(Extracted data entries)
********

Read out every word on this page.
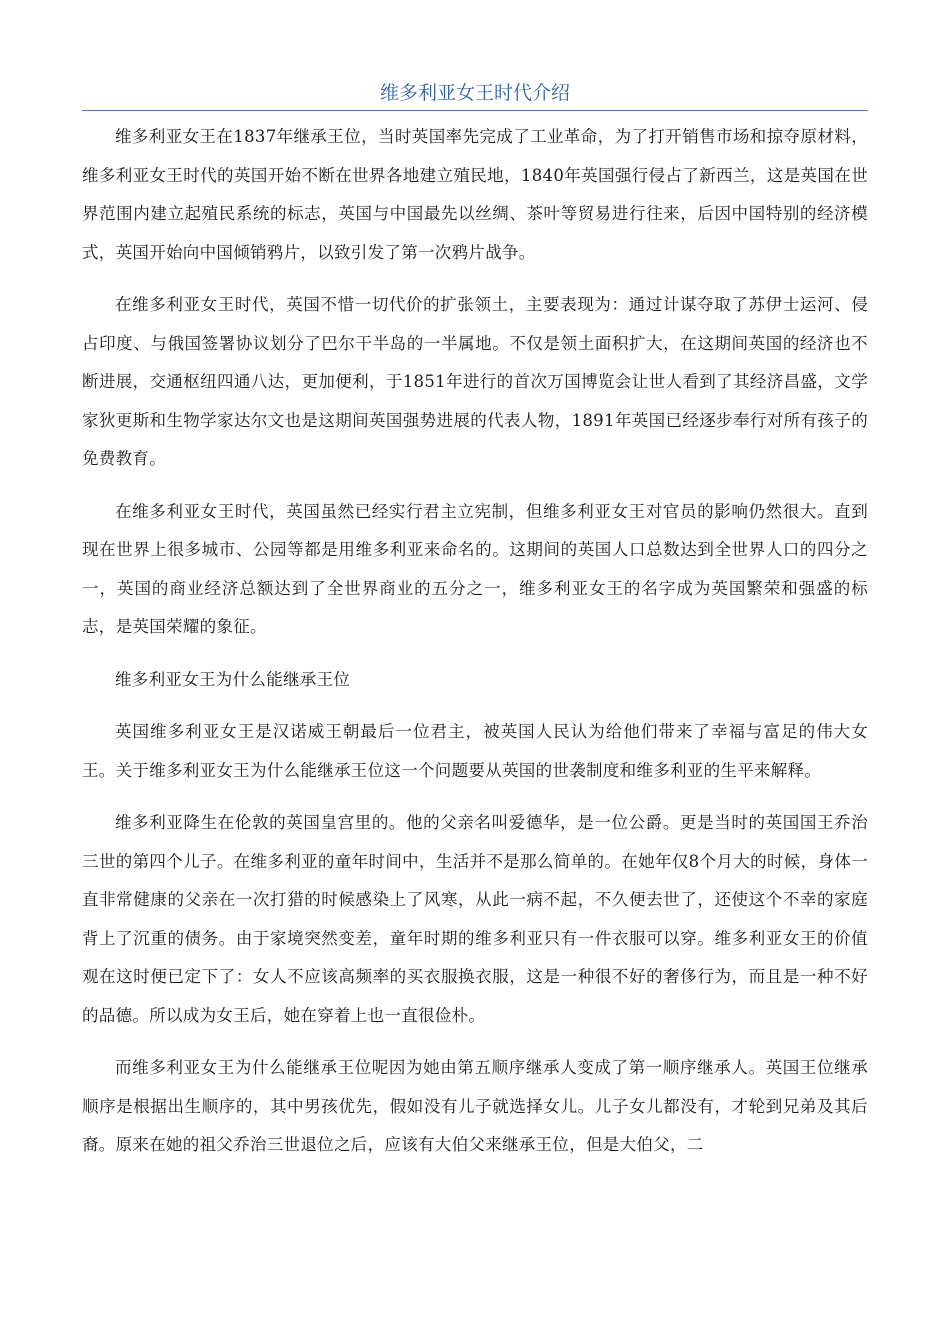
维多利亚女王时代介绍

维多利亚女王在1837年继承王位，当时英国率先完成了工业革命，为了打开销售市场和掠夺原材料，维多利亚女王时代的英国开始不断在世界各地建立殖民地，1840年英国强行侵占了新西兰，这是英国在世界范围内建立起殖民系统的标志，英国与中国最先以丝绸、茶叶等贸易进行往来，后因中国特别的经济模式，英国开始向中国倾销鸦片，以致引发了第一次鸦片战争。

在维多利亚女王时代，英国不惜一切代价的扩张领土，主要表现为：通过计谋夺取了苏伊士运河、侵占印度、与俄国签署协议划分了巴尔干半岛的一半属地。不仅是领土面积扩大，在这期间英国的经济也不断进展，交通枢纽四通八达，更加便利，于1851年进行的首次万国博览会让世人看到了其经济昌盛，文学家狄更斯和生物学家达尔文也是这期间英国强势进展的代表人物，1891年英国已经逐步奉行对所有孩子的免费教育。

在维多利亚女王时代，英国虽然已经实行君主立宪制，但维多利亚女王对官员的影响仍然很大。直到现在世界上很多城市、公园等都是用维多利亚来命名的。这期间的英国人口总数达到全世界人口的四分之一，英国的商业经济总额达到了全世界商业的五分之一，维多利亚女王的名字成为英国繁荣和强盛的标志，是英国荣耀的象征。

维多利亚女王为什么能继承王位

英国维多利亚女王是汉诺威王朝最后一位君主，被英国人民认为给他们带来了幸福与富足的伟大女王。关于维多利亚女王为什么能继承王位这一个问题要从英国的世袭制度和维多利亚的生平来解释。

维多利亚降生在伦敦的英国皇宫里的。他的父亲名叫爱德华，是一位公爵。更是当时的英国国王乔治三世的第四个儿子。在维多利亚的童年时间中，生活并不是那么简单的。在她年仅8个月大的时候，身体一直非常健康的父亲在一次打猎的时候感染上了风寒，从此一病不起，不久便去世了，还使这个不幸的家庭背上了沉重的债务。由于家境突然变差，童年时期的维多利亚只有一件衣服可以穿。维多利亚女王的价值观在这时便已定下了：女人不应该高频率的买衣服换衣服，这是一种很不好的奢侈行为，而且是一种不好的品德。所以成为女王后，她在穿着上也一直很俭朴。

而维多利亚女王为什么能继承王位呢因为她由第五顺序继承人变成了第一顺序继承人。英国王位继承顺序是根据出生顺序的，其中男孩优先，假如没有儿子就选择女儿。儿子女儿都没有，才轮到兄弟及其后裔。原来在她的祖父乔治三世退位之后，应该有大伯父来继承王位，但是大伯父，二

********

Your task: All of the data above should be quoted exactly, except for the pictures.

Reply to the exercise:
Read out every word on this page.
维多利亚女王时代介绍

维多利亚女王在1837年继承王位，当时英国率先完成了工业革命，为了打开销售市场和掠夺原材料，维多利亚女王时代的英国开始不断在世界各地建立殖民地，1840年英国强行侵占了新西兰，这是英国在世界范围内建立起殖民系统的标志，英国与中国最先以丝绸、茶叶等贸易进行往来，后因中国特别的经济模式，英国开始向中国倾销鸦片，以致引发了第一次鸦片战争。

在维多利亚女王时代，英国不惜一切代价的扩张领土，主要表现为：通过计谋夺取了苏伊士运河、侵占印度、与俄国签署协议划分了巴尔干半岛的一半属地。不仅是领土面积扩大，在这期间英国的经济也不断进展，交通枢纽四通八达，更加便利，于1851年进行的首次万国博览会让世人看到了其经济昌盛，文学家狄更斯和生物学家达尔文也是这期间英国强势进展的代表人物，1891年英国已经逐步奉行对所有孩子的免费教育。

在维多利亚女王时代，英国虽然已经实行君主立宪制，但维多利亚女王对官员的影响仍然很大。直到现在世界上很多城市、公园等都是用维多利亚来命名的。这期间的英国人口总数达到全世界人口的四分之一，英国的商业经济总额达到了全世界商业的五分之一，维多利亚女王的名字成为英国繁荣和强盛的标志，是英国荣耀的象征。

维多利亚女王为什么能继承王位

英国维多利亚女王是汉诺威王朝最后一位君主，被英国人民认为给他们带来了幸福与富足的伟大女王。关于维多利亚女王为什么能继承王位这一个问题要从英国的世袭制度和维多利亚的生平来解释。

维多利亚降生在伦敦的英国皇宫里的。他的父亲名叫爱德华，是一位公爵。更是当时的英国国王乔治三世的第四个儿子。在维多利亚的童年时间中，生活并不是那么简单的。在她年仅8个月大的时候，身体一直非常健康的父亲在一次打猎的时候感染上了风寒，从此一病不起，不久便去世了，还使这个不幸的家庭背上了沉重的债务。由于家境突然变差，童年时期的维多利亚只有一件衣服可以穿。维多利亚女王的价值观在这时便已定下了：女人不应该高频率的买衣服换衣服，这是一种很不好的奢侈行为，而且是一种不好的品德。所以成为女王后，她在穿着上也一直很俭朴。

而维多利亚女王为什么能继承王位呢因为她由第五顺序继承人变成了第一顺序继承人。英国王位继承顺序是根据出生顺序的，其中男孩优先，假如没有儿子就选择女儿。儿子女儿都没有，才轮到兄弟及其后裔。原来在她的祖父乔治三世退位之后，应该有大伯父来继承王位，但是大伯父，二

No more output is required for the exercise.